**RECORDS TO PROCESS**

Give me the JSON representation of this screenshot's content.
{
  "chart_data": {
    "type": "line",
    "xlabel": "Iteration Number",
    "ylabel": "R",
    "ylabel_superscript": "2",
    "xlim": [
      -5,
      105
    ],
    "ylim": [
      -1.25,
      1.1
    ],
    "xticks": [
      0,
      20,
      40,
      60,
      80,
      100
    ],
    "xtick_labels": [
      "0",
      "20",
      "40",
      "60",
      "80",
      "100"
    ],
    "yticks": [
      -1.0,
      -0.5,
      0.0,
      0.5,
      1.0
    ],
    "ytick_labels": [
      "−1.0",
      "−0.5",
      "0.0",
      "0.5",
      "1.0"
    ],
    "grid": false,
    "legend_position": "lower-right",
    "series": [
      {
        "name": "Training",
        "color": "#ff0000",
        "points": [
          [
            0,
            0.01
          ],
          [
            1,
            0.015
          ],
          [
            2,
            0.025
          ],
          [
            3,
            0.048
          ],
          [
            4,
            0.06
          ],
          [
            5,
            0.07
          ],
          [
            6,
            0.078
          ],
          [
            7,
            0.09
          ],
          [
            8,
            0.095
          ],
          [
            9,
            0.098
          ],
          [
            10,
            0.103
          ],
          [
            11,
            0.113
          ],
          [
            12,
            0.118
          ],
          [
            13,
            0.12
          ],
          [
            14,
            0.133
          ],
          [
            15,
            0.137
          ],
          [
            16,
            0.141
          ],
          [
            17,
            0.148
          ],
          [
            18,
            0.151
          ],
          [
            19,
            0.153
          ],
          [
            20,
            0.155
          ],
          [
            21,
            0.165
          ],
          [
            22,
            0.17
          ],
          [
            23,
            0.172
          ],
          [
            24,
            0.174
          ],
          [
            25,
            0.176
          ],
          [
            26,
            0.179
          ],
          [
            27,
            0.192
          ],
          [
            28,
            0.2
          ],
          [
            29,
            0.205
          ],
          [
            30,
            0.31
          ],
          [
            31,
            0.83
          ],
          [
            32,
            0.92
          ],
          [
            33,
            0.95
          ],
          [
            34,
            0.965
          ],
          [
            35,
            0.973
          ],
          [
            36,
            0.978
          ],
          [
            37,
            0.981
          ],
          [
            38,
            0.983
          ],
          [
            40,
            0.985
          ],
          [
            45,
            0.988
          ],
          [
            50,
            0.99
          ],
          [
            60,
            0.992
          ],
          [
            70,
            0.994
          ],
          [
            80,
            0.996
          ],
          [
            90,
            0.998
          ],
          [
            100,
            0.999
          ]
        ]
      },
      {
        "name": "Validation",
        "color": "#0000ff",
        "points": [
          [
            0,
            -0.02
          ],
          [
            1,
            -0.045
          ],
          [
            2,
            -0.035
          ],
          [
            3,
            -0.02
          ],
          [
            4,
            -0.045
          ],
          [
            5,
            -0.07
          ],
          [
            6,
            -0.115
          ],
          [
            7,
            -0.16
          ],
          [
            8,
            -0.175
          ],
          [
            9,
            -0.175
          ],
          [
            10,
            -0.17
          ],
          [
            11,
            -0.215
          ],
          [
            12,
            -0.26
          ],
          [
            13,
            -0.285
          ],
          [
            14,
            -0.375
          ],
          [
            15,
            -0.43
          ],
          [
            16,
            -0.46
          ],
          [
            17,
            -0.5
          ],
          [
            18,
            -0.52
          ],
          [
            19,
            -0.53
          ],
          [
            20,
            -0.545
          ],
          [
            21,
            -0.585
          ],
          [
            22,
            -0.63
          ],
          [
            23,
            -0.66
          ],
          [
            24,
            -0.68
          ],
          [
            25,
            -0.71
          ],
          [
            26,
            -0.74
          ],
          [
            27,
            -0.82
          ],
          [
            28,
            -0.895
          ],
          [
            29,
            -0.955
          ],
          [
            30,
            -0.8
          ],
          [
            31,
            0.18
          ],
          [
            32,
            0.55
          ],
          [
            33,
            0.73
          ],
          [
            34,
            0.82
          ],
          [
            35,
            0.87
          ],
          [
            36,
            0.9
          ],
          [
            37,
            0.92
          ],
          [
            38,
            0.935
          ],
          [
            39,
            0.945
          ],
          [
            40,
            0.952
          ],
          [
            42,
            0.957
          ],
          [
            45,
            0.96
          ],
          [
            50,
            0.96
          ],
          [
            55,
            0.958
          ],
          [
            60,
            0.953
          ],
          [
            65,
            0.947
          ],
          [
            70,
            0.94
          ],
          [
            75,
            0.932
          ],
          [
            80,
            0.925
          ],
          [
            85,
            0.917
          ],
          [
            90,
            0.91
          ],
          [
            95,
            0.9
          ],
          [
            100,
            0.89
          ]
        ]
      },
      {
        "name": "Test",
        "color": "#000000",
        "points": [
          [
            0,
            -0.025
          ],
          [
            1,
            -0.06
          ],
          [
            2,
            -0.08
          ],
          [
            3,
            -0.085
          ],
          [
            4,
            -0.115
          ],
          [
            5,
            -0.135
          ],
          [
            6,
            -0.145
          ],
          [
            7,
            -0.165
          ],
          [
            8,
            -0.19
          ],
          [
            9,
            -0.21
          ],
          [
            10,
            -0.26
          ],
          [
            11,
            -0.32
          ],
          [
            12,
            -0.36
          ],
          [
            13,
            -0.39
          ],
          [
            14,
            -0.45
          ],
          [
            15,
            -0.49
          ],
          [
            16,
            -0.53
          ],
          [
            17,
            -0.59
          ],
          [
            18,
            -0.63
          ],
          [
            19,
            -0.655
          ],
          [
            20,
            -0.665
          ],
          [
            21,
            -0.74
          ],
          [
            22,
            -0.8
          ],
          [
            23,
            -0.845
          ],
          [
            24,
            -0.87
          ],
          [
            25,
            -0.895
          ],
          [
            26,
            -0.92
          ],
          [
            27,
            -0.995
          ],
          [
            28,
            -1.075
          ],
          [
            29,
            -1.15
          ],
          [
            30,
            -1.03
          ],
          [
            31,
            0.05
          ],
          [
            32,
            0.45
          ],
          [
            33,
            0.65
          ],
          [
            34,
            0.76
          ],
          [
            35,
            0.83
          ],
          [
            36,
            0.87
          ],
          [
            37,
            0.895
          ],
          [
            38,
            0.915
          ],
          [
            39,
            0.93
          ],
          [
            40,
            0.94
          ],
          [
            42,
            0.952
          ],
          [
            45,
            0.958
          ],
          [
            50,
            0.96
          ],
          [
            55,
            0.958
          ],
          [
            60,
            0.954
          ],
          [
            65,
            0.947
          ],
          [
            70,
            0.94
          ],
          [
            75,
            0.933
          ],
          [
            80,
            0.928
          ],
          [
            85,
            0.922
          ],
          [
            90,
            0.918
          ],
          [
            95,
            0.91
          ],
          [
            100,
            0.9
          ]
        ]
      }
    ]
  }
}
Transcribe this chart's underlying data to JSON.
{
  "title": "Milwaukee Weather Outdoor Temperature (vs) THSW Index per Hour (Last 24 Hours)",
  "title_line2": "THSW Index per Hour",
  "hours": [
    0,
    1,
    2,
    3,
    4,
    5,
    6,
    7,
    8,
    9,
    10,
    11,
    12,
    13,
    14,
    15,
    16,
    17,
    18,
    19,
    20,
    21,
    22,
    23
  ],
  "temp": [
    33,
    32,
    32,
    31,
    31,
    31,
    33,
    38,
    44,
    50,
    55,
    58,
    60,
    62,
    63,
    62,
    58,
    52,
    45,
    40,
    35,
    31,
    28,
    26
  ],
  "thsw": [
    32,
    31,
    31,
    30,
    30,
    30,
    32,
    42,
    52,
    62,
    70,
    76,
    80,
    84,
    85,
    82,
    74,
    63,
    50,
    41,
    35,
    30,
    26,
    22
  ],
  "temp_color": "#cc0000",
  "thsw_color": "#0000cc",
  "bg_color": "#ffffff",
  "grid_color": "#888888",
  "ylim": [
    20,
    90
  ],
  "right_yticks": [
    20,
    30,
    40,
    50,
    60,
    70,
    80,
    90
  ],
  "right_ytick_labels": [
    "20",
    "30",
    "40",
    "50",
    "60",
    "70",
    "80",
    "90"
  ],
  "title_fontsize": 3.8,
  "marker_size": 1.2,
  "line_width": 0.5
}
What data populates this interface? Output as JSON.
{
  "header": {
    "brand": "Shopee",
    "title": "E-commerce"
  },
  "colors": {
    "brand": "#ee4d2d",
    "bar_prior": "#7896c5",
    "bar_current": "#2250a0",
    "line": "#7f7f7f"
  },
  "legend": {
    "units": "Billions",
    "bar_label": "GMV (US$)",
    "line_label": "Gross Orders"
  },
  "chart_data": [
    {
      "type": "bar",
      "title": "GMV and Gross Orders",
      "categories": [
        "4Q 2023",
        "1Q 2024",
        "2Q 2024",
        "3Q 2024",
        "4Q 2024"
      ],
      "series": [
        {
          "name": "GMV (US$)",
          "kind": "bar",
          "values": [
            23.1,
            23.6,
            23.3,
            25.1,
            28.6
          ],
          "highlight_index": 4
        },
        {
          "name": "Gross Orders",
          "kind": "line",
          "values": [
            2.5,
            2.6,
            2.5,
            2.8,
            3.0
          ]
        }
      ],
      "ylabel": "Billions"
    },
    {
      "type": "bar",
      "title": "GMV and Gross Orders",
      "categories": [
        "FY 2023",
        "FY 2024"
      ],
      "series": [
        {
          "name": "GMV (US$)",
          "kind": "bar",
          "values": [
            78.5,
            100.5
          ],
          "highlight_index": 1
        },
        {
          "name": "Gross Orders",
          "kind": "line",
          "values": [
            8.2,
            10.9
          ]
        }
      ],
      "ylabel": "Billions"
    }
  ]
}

**DIRECTIONS**
Considering only the records above, state the number of lines that include the word "this", with nothing added.

**RESULT OF THE EXERCISE**
3